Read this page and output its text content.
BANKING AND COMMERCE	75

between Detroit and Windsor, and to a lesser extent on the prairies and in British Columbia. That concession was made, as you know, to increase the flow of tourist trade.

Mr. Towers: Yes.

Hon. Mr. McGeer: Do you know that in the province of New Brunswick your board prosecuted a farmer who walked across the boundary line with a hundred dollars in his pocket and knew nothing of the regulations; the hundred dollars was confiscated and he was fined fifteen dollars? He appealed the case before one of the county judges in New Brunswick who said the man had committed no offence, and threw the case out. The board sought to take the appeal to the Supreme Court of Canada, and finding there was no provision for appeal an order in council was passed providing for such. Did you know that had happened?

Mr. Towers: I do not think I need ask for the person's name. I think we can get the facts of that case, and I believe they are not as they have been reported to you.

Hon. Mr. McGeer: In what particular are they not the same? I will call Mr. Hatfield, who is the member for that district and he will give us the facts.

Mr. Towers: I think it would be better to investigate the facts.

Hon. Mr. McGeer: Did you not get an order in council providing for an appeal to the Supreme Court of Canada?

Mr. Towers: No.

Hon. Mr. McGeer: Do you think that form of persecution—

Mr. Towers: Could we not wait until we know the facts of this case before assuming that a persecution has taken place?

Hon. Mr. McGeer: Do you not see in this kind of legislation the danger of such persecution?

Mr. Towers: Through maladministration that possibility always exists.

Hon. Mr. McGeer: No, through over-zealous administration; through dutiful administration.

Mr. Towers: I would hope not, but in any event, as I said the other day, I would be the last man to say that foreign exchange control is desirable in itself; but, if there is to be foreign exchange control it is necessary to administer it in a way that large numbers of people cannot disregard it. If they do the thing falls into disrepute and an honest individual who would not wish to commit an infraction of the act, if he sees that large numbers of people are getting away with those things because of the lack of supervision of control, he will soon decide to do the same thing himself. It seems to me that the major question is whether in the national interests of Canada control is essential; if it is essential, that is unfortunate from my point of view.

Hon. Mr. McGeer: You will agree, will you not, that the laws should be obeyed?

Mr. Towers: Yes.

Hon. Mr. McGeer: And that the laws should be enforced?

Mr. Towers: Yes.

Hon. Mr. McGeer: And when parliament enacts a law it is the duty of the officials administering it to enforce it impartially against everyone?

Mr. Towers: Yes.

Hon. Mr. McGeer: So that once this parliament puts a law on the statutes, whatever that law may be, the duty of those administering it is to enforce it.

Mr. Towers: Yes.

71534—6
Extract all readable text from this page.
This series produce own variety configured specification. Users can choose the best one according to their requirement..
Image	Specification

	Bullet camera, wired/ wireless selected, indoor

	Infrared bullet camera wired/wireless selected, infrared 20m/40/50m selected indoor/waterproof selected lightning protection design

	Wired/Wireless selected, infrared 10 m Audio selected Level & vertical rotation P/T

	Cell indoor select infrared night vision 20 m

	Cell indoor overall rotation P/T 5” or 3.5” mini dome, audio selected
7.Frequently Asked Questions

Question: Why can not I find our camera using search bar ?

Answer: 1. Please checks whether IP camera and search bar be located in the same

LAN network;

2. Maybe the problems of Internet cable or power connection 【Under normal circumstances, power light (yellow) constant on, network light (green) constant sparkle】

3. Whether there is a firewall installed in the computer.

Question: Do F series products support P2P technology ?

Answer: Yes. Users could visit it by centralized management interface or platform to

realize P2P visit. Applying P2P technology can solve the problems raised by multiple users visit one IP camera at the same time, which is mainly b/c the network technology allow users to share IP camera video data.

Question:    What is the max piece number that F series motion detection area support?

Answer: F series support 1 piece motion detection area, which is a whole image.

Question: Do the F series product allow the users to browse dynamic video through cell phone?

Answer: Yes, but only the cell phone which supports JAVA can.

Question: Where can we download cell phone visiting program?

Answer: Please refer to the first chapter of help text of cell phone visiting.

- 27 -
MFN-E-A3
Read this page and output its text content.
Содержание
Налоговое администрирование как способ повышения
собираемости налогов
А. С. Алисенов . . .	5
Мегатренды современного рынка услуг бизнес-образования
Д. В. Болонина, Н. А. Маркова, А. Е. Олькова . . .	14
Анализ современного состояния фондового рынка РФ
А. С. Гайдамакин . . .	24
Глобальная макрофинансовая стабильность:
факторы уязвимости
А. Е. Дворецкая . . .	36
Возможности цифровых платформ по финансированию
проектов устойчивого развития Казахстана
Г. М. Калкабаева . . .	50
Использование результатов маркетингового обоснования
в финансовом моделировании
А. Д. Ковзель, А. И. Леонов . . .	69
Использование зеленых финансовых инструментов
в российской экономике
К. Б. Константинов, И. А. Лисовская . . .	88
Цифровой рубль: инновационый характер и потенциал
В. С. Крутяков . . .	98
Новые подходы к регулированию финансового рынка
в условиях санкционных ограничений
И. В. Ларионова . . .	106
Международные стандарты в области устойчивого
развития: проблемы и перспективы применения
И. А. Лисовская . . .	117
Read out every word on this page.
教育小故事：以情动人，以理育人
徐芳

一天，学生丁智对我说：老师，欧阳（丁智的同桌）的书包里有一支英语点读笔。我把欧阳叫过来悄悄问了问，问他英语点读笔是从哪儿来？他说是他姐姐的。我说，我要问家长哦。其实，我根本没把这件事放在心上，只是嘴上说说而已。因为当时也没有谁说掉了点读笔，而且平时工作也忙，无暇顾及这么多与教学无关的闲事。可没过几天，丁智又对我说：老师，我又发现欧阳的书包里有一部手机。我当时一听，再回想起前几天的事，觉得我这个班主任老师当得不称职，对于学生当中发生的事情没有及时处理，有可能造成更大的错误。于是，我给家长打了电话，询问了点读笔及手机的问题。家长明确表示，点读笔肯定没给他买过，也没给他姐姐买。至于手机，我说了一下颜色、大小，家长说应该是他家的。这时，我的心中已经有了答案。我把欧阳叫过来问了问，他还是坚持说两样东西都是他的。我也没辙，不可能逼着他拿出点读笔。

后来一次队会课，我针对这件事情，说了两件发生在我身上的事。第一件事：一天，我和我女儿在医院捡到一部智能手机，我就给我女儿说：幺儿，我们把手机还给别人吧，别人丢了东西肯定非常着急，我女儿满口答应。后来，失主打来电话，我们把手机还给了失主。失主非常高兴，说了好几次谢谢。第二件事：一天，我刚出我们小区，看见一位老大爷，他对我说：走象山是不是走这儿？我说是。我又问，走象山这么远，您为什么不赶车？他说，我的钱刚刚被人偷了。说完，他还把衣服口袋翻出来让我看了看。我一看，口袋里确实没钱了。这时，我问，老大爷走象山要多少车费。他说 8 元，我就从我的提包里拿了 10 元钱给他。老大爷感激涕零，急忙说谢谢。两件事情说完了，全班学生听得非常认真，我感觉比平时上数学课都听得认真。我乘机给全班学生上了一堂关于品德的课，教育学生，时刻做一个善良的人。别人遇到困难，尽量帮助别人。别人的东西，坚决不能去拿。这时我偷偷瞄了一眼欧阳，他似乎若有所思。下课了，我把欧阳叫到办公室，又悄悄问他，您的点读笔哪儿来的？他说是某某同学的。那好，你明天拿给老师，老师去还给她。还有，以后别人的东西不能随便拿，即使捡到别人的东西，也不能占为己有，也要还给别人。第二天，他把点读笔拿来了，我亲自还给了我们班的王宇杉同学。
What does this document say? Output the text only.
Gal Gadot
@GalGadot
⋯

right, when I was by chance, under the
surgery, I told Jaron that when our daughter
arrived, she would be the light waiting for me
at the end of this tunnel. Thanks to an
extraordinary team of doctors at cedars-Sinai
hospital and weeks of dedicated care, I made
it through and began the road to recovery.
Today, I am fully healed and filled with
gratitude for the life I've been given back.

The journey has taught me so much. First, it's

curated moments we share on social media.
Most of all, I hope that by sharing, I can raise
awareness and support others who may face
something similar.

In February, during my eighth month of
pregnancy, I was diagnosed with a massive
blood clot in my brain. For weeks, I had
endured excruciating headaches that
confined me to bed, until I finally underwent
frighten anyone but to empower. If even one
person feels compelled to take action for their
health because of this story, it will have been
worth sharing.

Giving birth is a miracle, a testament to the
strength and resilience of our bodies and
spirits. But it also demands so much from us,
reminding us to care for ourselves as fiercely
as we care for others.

** WHAT IS ASKED **
Count how many lines contain "infrared" and give only that count.

** ANSWER TO THE PROBLEM **
3